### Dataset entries
..............................
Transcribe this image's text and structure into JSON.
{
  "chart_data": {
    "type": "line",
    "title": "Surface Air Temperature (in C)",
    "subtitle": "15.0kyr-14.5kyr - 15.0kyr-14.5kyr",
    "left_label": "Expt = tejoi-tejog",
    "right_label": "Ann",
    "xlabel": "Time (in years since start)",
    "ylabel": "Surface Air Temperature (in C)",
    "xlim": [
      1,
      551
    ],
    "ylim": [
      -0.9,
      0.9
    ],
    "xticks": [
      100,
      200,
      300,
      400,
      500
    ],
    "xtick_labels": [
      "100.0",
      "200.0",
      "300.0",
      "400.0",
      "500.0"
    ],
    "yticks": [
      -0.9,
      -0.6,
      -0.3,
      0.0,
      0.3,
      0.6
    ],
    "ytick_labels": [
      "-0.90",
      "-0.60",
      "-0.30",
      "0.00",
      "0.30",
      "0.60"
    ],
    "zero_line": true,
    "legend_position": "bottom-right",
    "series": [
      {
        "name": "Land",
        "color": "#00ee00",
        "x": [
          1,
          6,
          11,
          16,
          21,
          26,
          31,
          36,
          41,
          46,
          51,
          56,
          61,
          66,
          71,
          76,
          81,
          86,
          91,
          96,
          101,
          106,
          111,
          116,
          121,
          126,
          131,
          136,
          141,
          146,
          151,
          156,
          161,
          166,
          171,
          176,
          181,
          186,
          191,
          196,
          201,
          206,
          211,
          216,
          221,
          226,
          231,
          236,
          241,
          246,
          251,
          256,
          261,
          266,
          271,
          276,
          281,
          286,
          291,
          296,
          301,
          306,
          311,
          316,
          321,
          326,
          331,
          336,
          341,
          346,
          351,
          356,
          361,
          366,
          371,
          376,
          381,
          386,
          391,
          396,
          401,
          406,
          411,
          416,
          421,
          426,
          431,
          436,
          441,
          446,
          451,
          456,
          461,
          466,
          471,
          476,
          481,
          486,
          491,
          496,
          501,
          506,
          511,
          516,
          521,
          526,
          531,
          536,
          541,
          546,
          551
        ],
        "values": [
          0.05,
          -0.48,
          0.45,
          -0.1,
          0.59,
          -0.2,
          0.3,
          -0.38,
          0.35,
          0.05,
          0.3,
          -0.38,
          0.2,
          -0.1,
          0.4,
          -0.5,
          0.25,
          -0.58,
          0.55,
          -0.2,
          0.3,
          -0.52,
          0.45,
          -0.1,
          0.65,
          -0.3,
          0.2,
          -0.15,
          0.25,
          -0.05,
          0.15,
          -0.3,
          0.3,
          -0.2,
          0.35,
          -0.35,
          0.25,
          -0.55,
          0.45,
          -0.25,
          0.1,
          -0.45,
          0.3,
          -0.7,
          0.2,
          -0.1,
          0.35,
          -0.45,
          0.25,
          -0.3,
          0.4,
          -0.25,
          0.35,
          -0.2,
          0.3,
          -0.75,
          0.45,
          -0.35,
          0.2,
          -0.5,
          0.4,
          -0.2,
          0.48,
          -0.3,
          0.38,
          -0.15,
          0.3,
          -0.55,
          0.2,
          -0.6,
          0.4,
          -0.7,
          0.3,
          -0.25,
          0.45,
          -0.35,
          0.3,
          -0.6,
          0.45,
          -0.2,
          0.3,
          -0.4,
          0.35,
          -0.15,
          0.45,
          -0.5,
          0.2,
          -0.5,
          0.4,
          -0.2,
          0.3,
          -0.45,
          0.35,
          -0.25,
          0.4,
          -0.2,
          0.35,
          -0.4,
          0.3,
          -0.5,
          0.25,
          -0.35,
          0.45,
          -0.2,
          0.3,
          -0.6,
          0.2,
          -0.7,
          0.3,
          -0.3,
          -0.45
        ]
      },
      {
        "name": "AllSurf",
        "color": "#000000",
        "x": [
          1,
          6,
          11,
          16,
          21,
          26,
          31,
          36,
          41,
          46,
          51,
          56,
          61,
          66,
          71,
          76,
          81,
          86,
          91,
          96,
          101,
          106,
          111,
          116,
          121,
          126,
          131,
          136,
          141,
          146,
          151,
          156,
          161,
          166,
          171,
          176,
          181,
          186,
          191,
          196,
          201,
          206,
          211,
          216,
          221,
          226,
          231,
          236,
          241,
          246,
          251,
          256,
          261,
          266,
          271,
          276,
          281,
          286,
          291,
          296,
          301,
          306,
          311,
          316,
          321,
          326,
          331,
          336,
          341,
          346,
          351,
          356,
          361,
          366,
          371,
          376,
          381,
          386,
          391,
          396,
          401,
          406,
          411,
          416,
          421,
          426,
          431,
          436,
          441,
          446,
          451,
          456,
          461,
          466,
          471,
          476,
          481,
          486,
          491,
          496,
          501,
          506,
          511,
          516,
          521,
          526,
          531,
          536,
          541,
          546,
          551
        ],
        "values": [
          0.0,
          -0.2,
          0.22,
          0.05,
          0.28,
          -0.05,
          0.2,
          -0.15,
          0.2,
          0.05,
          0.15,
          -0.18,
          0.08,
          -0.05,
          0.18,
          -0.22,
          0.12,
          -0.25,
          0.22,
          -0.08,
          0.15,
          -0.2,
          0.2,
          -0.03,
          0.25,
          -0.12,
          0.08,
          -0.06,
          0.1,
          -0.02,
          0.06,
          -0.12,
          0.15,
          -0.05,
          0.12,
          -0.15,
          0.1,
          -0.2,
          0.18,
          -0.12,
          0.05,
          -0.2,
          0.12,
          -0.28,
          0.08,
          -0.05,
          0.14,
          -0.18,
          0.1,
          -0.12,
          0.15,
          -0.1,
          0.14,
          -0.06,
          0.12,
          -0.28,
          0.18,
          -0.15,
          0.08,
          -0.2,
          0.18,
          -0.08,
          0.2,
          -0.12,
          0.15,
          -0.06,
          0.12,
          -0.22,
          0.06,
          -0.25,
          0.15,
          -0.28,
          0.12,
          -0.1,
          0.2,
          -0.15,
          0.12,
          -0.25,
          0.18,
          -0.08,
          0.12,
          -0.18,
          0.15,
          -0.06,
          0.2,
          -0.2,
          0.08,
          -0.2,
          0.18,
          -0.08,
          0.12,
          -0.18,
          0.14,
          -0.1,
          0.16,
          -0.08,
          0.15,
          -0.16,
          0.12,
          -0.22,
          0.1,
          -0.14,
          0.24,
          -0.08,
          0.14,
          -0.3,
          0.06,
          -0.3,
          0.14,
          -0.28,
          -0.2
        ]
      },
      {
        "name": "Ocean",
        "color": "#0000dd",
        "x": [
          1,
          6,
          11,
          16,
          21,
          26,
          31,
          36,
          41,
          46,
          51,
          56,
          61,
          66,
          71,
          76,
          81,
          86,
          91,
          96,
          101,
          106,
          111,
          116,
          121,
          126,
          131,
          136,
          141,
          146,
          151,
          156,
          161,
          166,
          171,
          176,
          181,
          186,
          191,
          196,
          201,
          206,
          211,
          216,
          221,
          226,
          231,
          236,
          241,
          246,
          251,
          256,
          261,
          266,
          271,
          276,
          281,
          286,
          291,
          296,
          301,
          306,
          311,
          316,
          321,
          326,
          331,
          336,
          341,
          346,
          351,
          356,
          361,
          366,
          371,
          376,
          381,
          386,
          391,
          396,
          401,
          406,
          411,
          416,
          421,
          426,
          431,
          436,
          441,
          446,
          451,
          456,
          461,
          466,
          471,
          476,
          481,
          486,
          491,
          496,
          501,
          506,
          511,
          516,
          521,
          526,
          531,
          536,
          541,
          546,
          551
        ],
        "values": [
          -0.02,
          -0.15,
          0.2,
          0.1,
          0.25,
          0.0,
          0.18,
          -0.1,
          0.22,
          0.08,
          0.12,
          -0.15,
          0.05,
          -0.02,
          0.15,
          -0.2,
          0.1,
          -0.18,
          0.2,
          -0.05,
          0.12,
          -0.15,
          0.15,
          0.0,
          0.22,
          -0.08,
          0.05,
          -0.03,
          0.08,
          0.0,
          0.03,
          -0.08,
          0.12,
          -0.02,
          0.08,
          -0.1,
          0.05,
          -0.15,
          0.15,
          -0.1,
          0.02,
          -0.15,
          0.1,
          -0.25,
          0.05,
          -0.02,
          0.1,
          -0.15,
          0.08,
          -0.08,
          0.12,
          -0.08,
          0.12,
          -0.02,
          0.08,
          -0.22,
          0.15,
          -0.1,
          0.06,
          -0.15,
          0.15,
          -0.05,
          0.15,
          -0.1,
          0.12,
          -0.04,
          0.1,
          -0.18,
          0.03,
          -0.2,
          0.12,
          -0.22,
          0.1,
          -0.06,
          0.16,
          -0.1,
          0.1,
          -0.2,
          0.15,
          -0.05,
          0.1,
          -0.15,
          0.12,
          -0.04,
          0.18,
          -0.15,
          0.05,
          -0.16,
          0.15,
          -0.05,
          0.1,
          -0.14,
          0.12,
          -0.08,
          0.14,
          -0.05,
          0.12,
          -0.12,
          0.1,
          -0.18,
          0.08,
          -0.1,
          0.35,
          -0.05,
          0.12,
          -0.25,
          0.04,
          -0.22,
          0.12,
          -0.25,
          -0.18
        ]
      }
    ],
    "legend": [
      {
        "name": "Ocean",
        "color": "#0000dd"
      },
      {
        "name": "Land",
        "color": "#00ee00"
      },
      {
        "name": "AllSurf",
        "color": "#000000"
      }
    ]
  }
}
..............................
### Requirement
Search the listing for the word "Surface" and return each line that holds it.

### Solution for this task
    "title": "Surface Air Temperature (in C)",
    "ylabel": "Surface Air Temperature (in C)",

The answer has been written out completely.